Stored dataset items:
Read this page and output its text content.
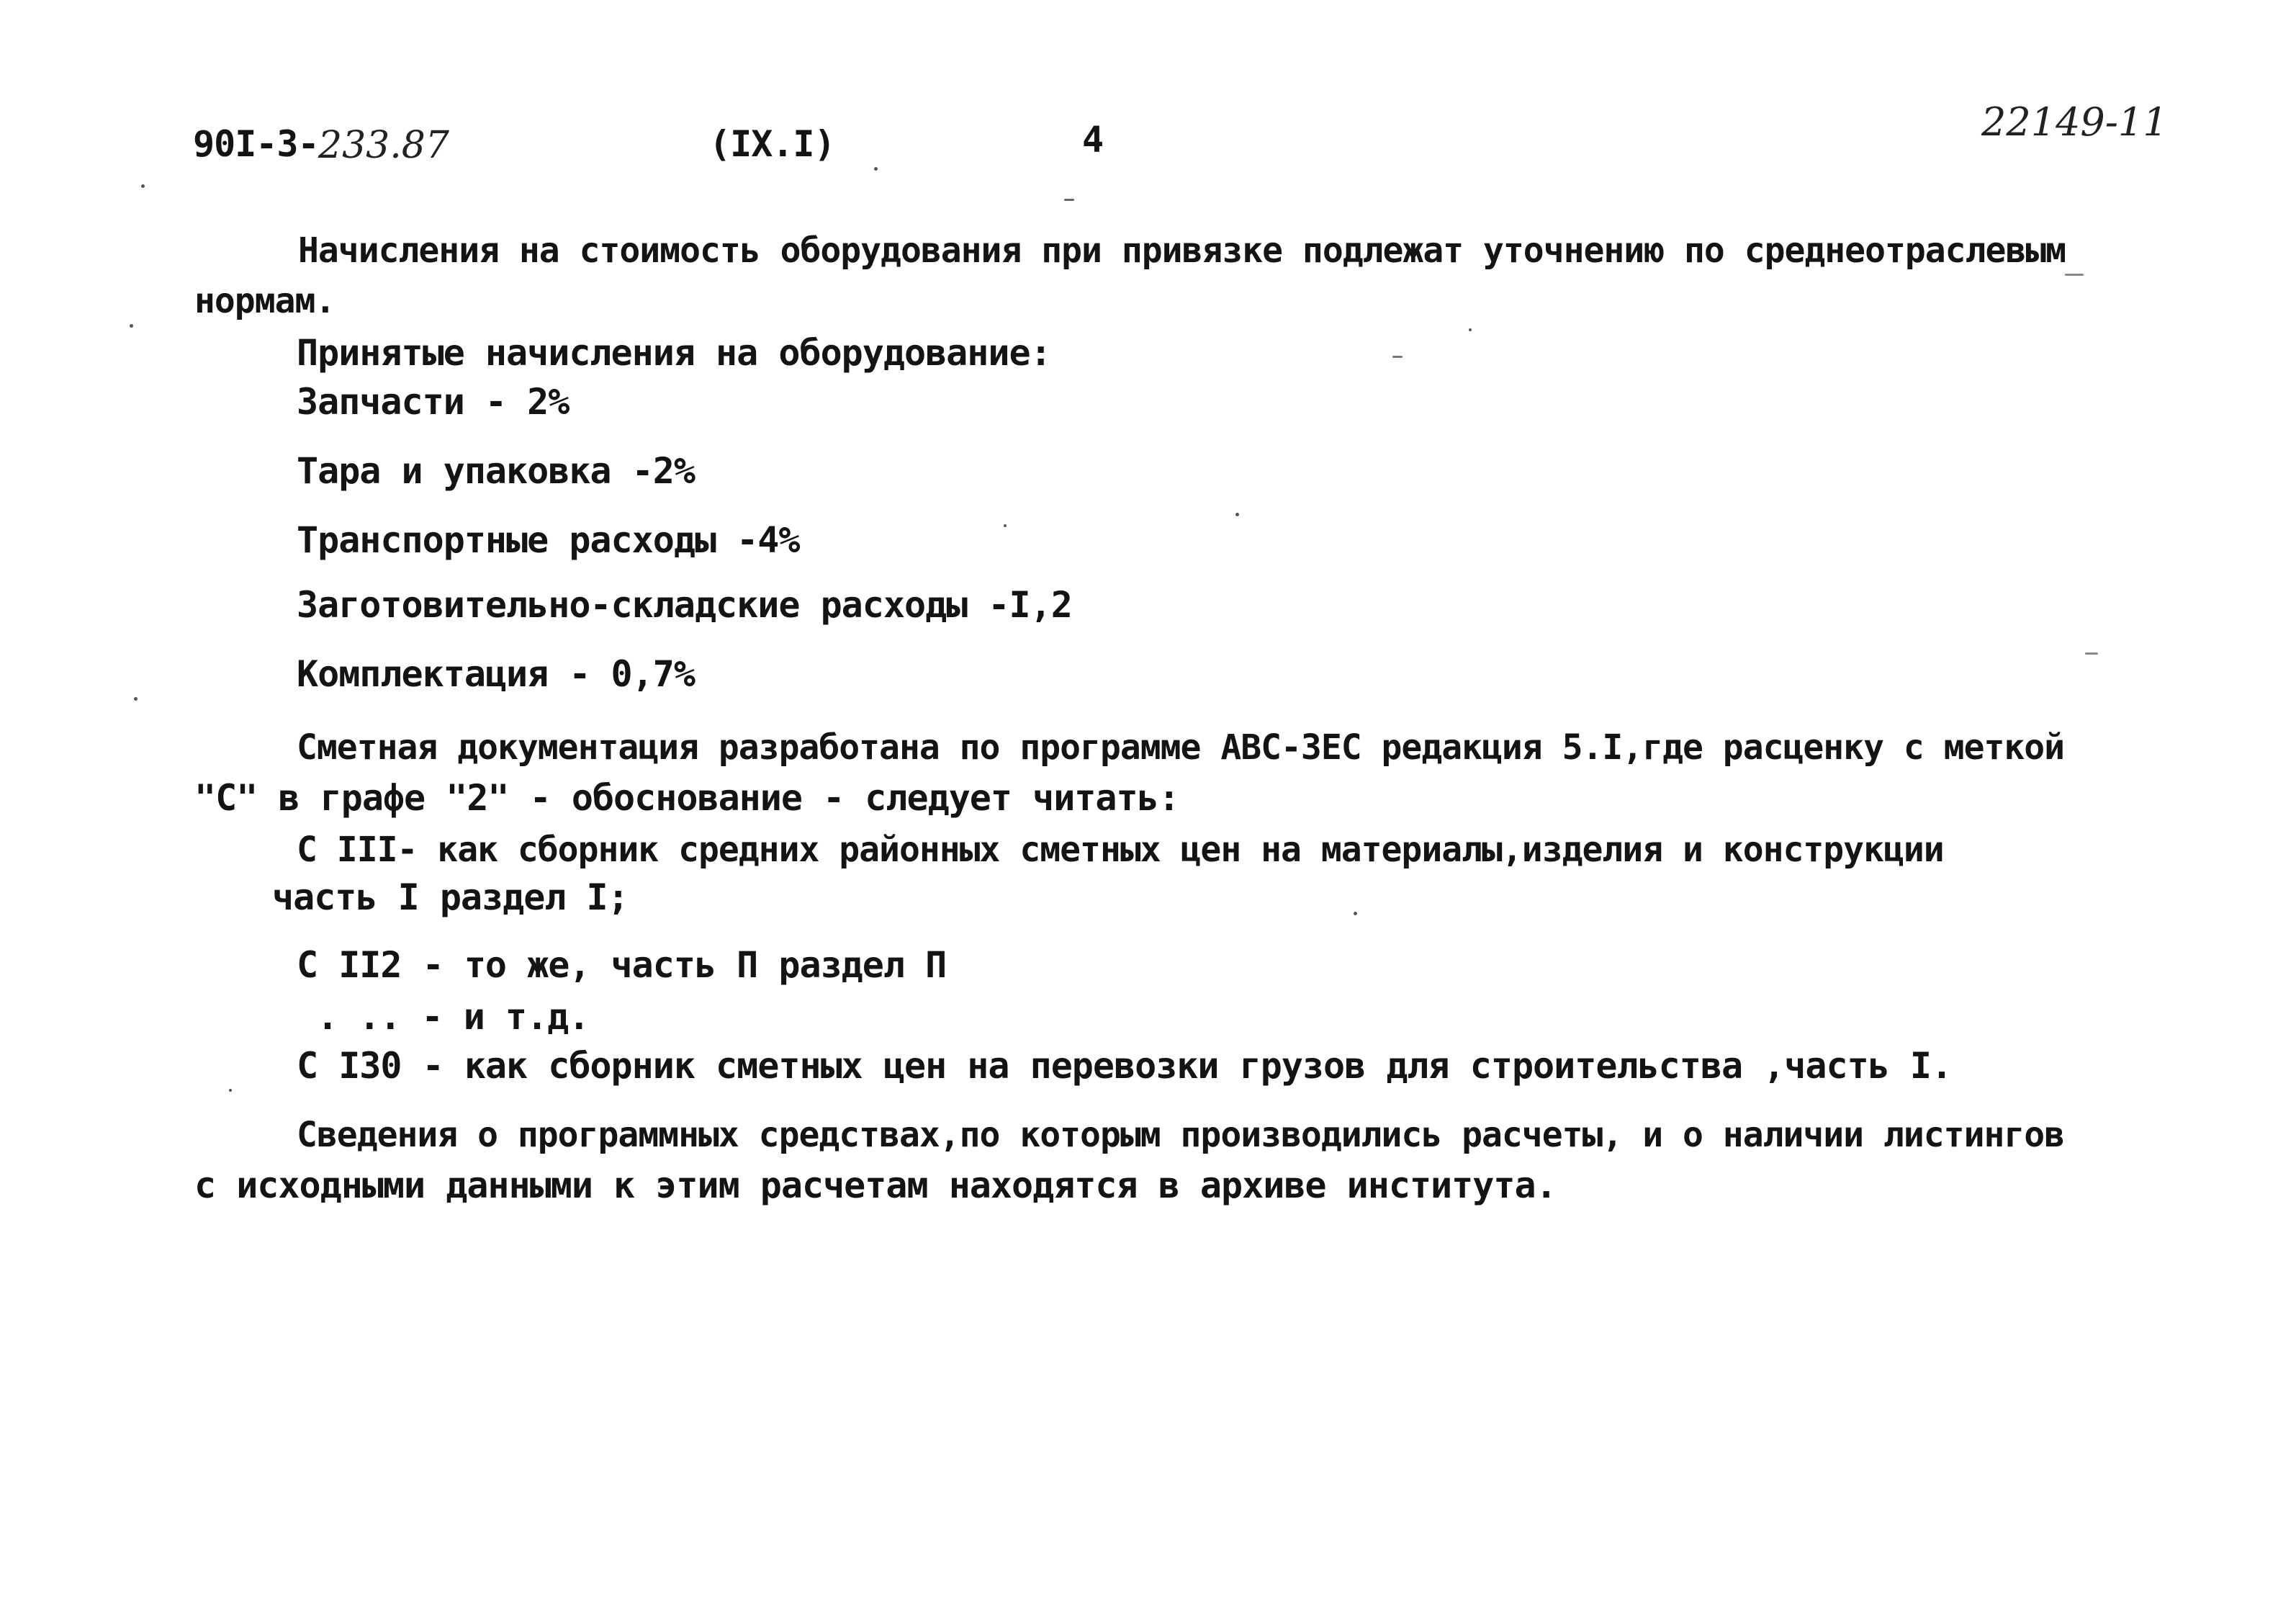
90I-3- 233.87	(IX.I)	4	22149-11
Начисления на стоимость оборудования при привязке подлежат уточнению по среднеотраслевым
нормам.
Принятые начисления на оборудование:
Запчасти - 2%
Тара и упаковка -2%
Транспортные расходы -4%
Заготовительно-складские расходы -I,2
Комплектация - 0,7%
Сметная документация разработана по программе АВС-ЗЕС редакция 5.I,где расценку с меткой
"С" в графе "2" - обоснование - следует читать:
С III- как сборник средних районных сметных цен на материалы,изделия и конструкции
часть I раздел I;
С II2 - то же, часть П раздел П
. .. - и т.д.
С I30 - как сборник сметных цен на перевозки грузов для строительства ,часть I.
Сведения о программных средствах,по которым производились расчеты, и о наличии листингов
с исходными данными к этим расчетам находятся в архиве института.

• _Exercise directions_
Transcribe every entry word for word, but skip the pictures.

• _Answer for this exercise_
Read this page and output its text content.
90I-3- 233.87	(IX.I)	4	22149-11
Начисления на стоимость оборудования при привязке подлежат уточнению по среднеотраслевым
нормам.
Принятые начисления на оборудование:
Запчасти - 2%
Тара и упаковка -2%
Транспортные расходы -4%
Заготовительно-складские расходы -I,2
Комплектация - 0,7%
Сметная документация разработана по программе АВС-ЗЕС редакция 5.I,где расценку с меткой
"С" в графе "2" - обоснование - следует читать:
С III- как сборник средних районных сметных цен на материалы,изделия и конструкции
часть I раздел I;
С II2 - то же, часть П раздел П
. .. - и т.д.
С I30 - как сборник сметных цен на перевозки грузов для строительства ,часть I.
Сведения о программных средствах,по которым производились расчеты, и о наличии листингов
с исходными данными к этим расчетам находятся в архиве института.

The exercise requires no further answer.